## Records shown
--------------------
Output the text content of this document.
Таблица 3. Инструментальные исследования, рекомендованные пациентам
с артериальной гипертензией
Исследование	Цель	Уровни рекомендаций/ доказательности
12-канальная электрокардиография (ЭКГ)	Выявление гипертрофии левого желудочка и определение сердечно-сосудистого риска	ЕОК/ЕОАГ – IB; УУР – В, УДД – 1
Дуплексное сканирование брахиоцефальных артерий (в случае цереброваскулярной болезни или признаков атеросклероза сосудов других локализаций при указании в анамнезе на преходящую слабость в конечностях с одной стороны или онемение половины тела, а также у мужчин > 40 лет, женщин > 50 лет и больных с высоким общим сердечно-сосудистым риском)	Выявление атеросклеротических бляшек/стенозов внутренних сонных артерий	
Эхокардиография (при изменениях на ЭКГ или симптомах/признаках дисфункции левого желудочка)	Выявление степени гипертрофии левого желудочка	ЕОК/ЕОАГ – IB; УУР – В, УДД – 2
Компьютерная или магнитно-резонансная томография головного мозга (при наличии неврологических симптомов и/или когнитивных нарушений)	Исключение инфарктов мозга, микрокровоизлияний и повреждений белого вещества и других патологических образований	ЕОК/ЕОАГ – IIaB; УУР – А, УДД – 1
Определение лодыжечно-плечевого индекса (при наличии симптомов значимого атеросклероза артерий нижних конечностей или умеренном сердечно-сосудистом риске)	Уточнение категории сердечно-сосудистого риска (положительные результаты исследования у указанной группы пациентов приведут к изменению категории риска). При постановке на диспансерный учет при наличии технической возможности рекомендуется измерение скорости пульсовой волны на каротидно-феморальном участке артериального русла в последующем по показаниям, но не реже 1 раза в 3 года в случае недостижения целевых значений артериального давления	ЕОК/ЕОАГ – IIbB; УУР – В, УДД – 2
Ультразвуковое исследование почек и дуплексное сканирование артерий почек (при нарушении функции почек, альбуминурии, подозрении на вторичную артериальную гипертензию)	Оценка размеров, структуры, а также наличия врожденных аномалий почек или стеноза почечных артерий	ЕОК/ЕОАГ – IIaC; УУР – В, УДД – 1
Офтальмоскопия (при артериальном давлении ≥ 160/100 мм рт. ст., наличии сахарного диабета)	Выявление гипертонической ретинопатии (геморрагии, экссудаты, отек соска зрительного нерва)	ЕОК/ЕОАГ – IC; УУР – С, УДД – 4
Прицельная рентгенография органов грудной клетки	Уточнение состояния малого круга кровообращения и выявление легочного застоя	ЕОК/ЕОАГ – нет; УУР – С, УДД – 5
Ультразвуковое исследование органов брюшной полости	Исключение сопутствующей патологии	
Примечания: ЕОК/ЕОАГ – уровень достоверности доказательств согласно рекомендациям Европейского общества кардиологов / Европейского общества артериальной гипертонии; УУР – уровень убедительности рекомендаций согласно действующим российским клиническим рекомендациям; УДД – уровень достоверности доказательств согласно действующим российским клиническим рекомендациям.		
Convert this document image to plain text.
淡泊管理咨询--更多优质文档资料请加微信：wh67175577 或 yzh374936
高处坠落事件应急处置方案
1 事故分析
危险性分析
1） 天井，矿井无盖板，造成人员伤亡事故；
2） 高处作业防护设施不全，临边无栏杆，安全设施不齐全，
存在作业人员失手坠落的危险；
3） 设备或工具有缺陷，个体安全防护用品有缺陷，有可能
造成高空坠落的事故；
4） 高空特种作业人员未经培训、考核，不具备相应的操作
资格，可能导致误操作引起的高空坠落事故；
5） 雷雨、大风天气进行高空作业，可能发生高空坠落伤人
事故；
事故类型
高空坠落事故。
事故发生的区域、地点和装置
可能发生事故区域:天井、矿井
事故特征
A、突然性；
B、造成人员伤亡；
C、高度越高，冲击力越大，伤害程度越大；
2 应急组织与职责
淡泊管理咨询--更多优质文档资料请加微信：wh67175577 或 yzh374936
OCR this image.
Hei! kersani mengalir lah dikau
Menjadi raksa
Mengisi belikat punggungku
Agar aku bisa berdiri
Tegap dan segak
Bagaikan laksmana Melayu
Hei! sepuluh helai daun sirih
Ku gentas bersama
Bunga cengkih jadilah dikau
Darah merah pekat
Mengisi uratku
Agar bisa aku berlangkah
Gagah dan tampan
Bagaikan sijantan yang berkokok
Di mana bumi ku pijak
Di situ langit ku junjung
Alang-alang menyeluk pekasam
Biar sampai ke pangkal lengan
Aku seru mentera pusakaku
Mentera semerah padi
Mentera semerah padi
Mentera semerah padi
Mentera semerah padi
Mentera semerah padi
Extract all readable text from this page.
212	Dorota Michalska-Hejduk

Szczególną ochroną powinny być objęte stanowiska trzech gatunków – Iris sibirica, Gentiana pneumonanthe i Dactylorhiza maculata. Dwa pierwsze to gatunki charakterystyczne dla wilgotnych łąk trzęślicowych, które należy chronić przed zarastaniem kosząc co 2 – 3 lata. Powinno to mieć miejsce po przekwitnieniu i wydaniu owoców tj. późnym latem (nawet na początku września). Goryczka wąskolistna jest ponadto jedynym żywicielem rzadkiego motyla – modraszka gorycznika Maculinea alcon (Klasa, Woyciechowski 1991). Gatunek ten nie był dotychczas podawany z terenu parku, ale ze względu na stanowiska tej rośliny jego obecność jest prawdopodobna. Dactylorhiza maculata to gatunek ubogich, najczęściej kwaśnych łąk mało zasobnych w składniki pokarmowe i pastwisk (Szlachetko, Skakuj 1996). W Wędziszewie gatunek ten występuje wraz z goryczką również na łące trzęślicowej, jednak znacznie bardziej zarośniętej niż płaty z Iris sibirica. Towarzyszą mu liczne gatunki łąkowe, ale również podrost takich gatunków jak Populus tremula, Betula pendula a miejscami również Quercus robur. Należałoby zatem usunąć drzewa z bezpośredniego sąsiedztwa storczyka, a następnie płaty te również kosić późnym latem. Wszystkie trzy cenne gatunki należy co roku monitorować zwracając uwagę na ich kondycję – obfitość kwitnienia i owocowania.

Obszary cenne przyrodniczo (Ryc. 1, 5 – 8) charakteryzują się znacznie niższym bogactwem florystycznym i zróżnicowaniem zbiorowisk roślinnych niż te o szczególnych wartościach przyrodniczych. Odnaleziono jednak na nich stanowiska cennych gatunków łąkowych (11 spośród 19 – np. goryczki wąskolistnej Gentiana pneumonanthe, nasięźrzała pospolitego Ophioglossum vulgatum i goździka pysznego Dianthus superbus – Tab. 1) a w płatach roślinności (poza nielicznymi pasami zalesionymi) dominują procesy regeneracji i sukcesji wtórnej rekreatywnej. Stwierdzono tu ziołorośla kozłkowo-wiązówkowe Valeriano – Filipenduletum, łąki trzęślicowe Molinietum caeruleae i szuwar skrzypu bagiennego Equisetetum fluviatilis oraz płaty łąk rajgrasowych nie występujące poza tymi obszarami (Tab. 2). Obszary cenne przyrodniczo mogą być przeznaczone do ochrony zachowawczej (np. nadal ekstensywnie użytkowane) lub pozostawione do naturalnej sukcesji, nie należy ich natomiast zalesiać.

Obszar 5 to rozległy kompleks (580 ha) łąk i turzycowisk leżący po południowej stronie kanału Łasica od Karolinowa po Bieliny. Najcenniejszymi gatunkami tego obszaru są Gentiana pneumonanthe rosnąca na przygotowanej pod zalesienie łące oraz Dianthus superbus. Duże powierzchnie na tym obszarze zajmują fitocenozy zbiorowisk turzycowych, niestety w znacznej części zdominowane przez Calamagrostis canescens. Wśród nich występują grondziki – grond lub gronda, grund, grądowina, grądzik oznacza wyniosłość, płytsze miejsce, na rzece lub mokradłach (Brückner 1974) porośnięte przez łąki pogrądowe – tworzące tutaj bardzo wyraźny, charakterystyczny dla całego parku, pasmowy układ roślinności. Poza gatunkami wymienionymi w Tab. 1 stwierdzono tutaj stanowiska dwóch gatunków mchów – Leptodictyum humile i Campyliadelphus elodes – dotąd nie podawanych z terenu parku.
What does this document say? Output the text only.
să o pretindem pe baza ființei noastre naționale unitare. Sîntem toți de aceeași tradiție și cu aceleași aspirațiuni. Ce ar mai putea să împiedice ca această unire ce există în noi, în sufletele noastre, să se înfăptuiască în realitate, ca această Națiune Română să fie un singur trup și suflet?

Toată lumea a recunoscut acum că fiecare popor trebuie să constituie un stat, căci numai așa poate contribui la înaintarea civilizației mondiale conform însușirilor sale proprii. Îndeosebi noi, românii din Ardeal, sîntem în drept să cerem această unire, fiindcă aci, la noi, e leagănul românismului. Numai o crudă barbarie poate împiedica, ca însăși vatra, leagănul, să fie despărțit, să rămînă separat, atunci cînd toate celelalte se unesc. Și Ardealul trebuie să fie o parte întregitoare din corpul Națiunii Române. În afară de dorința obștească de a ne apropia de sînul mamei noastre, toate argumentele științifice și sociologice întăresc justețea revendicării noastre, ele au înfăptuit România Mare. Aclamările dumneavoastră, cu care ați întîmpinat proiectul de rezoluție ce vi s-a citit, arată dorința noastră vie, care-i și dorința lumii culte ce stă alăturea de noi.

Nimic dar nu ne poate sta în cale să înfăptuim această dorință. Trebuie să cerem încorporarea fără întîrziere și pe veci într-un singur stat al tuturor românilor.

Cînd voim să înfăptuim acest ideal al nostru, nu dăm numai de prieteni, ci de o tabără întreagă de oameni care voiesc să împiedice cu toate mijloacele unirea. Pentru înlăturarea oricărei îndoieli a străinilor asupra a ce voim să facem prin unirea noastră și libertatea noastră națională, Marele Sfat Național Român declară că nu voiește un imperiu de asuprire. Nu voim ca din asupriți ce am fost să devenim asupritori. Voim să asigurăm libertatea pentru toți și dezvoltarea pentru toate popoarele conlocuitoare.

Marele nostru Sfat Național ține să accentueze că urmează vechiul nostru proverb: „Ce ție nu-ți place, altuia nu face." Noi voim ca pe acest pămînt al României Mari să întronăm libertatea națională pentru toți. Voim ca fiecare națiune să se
--------------------
## What you are asked to do
Pull every line containing "атеросклероза" from the data.

## Answer to this task
Дуплексное сканирование брахиоцефальных артерий (в случае цереброваскулярной болезни или признаков атеросклероза сосудов других локализаций при указании в анамнезе на преходящую слабость в конечностях с одной стороны или онемение половины тела, а также у мужчин > 40 лет, женщин > 50 лет и больных с высоким общим сердечно-сосудистым риском)	Выявление атеросклеротических бляшек/стенозов внутренних сонных артерий	
Определение лодыжечно-плечевого индекса (при наличии симптомов значимого атеросклероза артерий нижних конечностей или умеренном сердечно-сосудистом риске)	Уточнение категории сердечно-сосудистого риска (положительные результаты исследования у указанной группы пациентов приведут к изменению категории риска). При постановке на диспансерный учет при наличии технической возможности рекомендуется измерение скорости пульсовой волны на каротидно-феморальном участке артериального русла в последующем по показаниям, но не реже 1 раза в 3 года в случае недостижения целевых значений артериального давления	ЕОК/ЕОАГ – IIbB; УУР – В, УДД – 2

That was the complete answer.